> [Selected passage]

--------------------

In this chapter we will discuss the differences between Multidimensional databases (cubes) and Tabular Models in order to help you decide which is best for meeting your particular needs. More details on how to implement each of these will be covered in the rest of this cookbook. In this chapter we will explore the following concepts:
The business value of Business Intelligence
The challenges and barriers faced when implementing Business Intelligence
Strategies for overcoming these challenges and barriers
Choosing multidimensional or Tabular Models
Star- and Snowflake-relational schema
A sample scenario for choosing the Snowflake schema
Business Intelligence (BI) used to be a competitive advantage for businesses that could afford it. Today, BI is increasingly becoming a fundamental and critical function of every business, which means it can no longer operate on an exclusively strategic basis. Also, it must be responsive to changing business needs in a time frame that allows the business to address those needs. The demand for more responsiveness (less time to implement) of BI continues to increase in parallel with the demand for more functionality.
In response to this increasing pressure on BI to perform at "Business speed", a new capability has emerged in the form of Self-service BI. These Self-service tools allow business users to acquire and analyze data from a variety of sources according to their specific needs at that moment. There are challenges and concerns that come with giving this capability to business users. We'll discuss these in detail in this chapter, but Self-Service BI is a good and growing solution to an important business need.

--------------------

[Extracted data entries]
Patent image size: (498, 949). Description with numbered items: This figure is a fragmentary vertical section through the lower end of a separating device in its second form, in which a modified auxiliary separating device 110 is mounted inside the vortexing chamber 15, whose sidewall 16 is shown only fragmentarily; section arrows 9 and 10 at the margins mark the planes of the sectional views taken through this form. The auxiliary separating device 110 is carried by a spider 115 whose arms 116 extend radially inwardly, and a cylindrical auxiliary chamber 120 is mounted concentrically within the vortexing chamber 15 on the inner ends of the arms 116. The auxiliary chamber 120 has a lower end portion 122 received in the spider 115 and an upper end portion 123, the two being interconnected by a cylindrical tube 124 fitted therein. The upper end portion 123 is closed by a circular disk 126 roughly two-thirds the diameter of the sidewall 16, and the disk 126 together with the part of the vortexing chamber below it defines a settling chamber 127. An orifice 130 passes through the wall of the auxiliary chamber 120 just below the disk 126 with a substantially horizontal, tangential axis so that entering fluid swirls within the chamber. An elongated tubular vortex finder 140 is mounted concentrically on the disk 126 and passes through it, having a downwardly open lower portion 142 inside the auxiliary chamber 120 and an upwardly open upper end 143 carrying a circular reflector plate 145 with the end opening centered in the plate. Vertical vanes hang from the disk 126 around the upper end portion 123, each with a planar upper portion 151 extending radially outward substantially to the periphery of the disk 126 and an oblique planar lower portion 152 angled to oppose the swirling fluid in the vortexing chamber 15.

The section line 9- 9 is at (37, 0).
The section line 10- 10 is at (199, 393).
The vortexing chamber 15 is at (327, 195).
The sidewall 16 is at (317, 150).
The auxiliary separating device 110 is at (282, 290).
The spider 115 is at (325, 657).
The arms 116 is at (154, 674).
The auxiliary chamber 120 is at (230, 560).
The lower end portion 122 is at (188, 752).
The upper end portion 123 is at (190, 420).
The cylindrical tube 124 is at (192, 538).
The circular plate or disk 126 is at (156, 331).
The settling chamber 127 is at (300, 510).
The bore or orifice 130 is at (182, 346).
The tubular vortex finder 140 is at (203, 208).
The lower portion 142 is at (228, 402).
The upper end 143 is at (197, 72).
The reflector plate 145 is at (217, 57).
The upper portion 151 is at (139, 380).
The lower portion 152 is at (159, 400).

--------------------

> [What you have to do] Retype the entire Business Intelligence chapter introduction from above, word for word.

> [Complete output]
In this chapter we will discuss the differences between Multidimensional databases (cubes) and Tabular Models in order to help you decide which is best for meeting your particular needs. More details on how to implement each of these will be covered in the rest of this cookbook. In this chapter we will explore the following concepts:
The business value of Business Intelligence
The challenges and barriers faced when implementing Business Intelligence
Strategies for overcoming these challenges and barriers
Choosing multidimensional or Tabular Models
Star- and Snowflake-relational schema
A sample scenario for choosing the Snowflake schema
Business Intelligence (BI) used to be a competitive advantage for businesses that could afford it. Today, BI is increasingly becoming a fundamental and critical function of every business, which means it can no longer operate on an exclusively strategic basis. Also, it must be responsive to changing business needs in a time frame that allows the business to address those needs. The demand for more responsiveness (less time to implement) of BI continues to increase in parallel with the demand for more functionality.
In response to this increasing pressure on BI to perform at "Business speed", a new capability has emerged in the form of Self-service BI. These Self-service tools allow business users to acquire and analyze data from a variety of sources according to their specific needs at that moment. There are challenges and concerns that come with giving this capability to business users. We'll discuss these in detail in this chapter, but Self-Service BI is a good and growing solution to an important business need.